### [Description of the task]
Provide an exact reproduction of every entry.

[Collected data]
__________________________________________________

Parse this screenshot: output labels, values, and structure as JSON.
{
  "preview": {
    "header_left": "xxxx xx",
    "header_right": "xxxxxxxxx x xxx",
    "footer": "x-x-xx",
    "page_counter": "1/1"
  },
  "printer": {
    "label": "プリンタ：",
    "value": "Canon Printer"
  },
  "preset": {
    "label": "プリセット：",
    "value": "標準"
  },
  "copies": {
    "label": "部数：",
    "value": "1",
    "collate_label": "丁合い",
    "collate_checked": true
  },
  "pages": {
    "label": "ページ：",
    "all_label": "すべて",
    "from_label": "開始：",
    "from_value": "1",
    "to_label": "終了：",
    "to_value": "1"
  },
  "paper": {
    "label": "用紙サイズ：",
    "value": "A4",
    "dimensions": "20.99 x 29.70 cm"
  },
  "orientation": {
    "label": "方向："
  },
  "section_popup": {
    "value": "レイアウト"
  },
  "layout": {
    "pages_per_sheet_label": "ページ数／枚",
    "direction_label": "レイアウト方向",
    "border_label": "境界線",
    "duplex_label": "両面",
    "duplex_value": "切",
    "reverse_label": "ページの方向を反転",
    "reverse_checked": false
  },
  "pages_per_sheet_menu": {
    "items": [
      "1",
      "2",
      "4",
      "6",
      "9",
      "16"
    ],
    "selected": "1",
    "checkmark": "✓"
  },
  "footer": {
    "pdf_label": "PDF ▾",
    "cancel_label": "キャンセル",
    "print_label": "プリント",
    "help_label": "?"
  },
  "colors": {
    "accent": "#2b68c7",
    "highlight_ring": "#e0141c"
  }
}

__________________________________________________

### [Solved problem]
Parse this screenshot: output labels, values, and structure as JSON.
{
  "preview": {
    "header_left": "xxxx xx",
    "header_right": "xxxxxxxxx x xxx",
    "footer": "x-x-xx",
    "page_counter": "1/1"
  },
  "printer": {
    "label": "プリンタ：",
    "value": "Canon Printer"
  },
  "preset": {
    "label": "プリセット：",
    "value": "標準"
  },
  "copies": {
    "label": "部数：",
    "value": "1",
    "collate_label": "丁合い",
    "collate_checked": true
  },
  "pages": {
    "label": "ページ：",
    "all_label": "すべて",
    "from_label": "開始：",
    "from_value": "1",
    "to_label": "終了：",
    "to_value": "1"
  },
  "paper": {
    "label": "用紙サイズ：",
    "value": "A4",
    "dimensions": "20.99 x 29.70 cm"
  },
  "orientation": {
    "label": "方向："
  },
  "section_popup": {
    "value": "レイアウト"
  },
  "layout": {
    "pages_per_sheet_label": "ページ数／枚",
    "direction_label": "レイアウト方向",
    "border_label": "境界線",
    "duplex_label": "両面",
    "duplex_value": "切",
    "reverse_label": "ページの方向を反転",
    "reverse_checked": false
  },
  "pages_per_sheet_menu": {
    "items": [
      "1",
      "2",
      "4",
      "6",
      "9",
      "16"
    ],
    "selected": "1",
    "checkmark": "✓"
  },
  "footer": {
    "pdf_label": "PDF ▾",
    "cancel_label": "キャンセル",
    "print_label": "プリント",
    "help_label": "?"
  },
  "colors": {
    "accent": "#2b68c7",
    "highlight_ring": "#e0141c"
  }
}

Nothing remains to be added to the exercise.